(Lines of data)
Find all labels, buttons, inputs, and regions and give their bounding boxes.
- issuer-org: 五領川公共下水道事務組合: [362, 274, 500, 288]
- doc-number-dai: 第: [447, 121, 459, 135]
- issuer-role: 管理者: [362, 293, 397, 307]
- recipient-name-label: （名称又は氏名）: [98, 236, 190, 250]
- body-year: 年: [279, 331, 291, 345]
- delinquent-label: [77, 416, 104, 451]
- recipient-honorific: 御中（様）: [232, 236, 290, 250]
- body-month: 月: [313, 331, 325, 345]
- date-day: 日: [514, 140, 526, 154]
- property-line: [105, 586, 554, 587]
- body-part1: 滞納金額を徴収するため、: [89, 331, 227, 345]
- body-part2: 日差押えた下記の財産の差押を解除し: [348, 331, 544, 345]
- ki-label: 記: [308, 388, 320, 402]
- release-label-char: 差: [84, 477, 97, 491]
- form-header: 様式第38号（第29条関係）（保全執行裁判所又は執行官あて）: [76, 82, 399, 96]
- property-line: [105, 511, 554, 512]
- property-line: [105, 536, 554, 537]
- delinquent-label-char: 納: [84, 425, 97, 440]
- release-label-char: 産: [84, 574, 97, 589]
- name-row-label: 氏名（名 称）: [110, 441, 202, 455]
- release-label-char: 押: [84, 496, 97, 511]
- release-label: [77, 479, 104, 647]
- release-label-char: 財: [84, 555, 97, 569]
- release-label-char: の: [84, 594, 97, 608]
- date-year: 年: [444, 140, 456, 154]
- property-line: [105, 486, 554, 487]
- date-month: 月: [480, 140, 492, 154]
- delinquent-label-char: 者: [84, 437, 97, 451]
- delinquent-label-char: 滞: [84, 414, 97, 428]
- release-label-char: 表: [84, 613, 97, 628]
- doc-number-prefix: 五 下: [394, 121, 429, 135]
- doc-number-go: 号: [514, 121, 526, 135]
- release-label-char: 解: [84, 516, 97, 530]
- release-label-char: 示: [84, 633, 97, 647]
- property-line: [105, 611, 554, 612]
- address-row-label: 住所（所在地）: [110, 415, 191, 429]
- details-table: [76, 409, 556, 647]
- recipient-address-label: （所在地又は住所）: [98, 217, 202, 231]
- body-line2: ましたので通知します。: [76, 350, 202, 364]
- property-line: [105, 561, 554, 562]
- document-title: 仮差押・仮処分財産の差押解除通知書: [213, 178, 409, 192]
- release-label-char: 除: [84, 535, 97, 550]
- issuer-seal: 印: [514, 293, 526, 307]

-- Problem description --
Can you format the material above as a JSON list of strings, with one string per line and any blank lines left out?

-- Response to this exercise --
[
  "Find all labels, buttons, inputs, and regions and give their bounding boxes.",
  "- issuer-org: 五領川公共下水道事務組合: [362, 274, 500, 288]",
  "- doc-number-dai: 第: [447, 121, 459, 135]",
  "- issuer-role: 管理者: [362, 293, 397, 307]",
  "- recipient-name-label: （名称又は氏名）: [98, 236, 190, 250]",
  "- body-year: 年: [279, 331, 291, 345]",
  "- delinquent-label: [77, 416, 104, 451]",
  "- recipient-honorific: 御中（様）: [232, 236, 290, 250]",
  "- body-month: 月: [313, 331, 325, 345]",
  "- date-day: 日: [514, 140, 526, 154]",
  "- property-line: [105, 586, 554, 587]",
  "- body-part1: 滞納金額を徴収するため、: [89, 331, 227, 345]",
  "- body-part2: 日差押えた下記の財産の差押を解除し: [348, 331, 544, 345]",
  "- ki-label: 記: [308, 388, 320, 402]",
  "- release-label-char: 差: [84, 477, 97, 491]",
  "- form-header: 様式第38号（第29条関係）（保全執行裁判所又は執行官あて）: [76, 82, 399, 96]",
  "- property-line: [105, 511, 554, 512]",
  "- property-line: [105, 536, 554, 537]",
  "- delinquent-label-char: 納: [84, 425, 97, 440]",
  "- release-label-char: 産: [84, 574, 97, 589]",
  "- name-row-label: 氏名（名 称）: [110, 441, 202, 455]",
  "- release-label-char: 押: [84, 496, 97, 511]",
  "- release-label: [77, 479, 104, 647]",
  "- release-label-char: 財: [84, 555, 97, 569]",
  "- release-label-char: の: [84, 594, 97, 608]",
  "- date-year: 年: [444, 140, 456, 154]",
  "- property-line: [105, 486, 554, 487]",
  "- date-month: 月: [480, 140, 492, 154]",
  "- delinquent-label-char: 者: [84, 437, 97, 451]",
  "- delinquent-label-char: 滞: [84, 414, 97, 428]",
  "- release-label-char: 表: [84, 613, 97, 628]",
  "- doc-number-prefix: 五 下: [394, 121, 429, 135]",
  "- doc-number-go: 号: [514, 121, 526, 135]",
  "- release-label-char: 解: [84, 516, 97, 530]",
  "- release-label-char: 示: [84, 633, 97, 647]",
  "- property-line: [105, 611, 554, 612]",
  "- address-row-label: 住所（所在地）: [110, 415, 191, 429]",
  "- details-table: [76, 409, 556, 647]",
  "- recipient-address-label: （所在地又は住所）: [98, 217, 202, 231]",
  "- body-line2: ましたので通知します。: [76, 350, 202, 364]",
  "- property-line: [105, 561, 554, 562]",
  "- document-title: 仮差押・仮処分財産の差押解除通知書: [213, 178, 409, 192]",
  "- release-label-char: 除: [84, 535, 97, 550]",
  "- issuer-seal: 印: [514, 293, 526, 307]"
]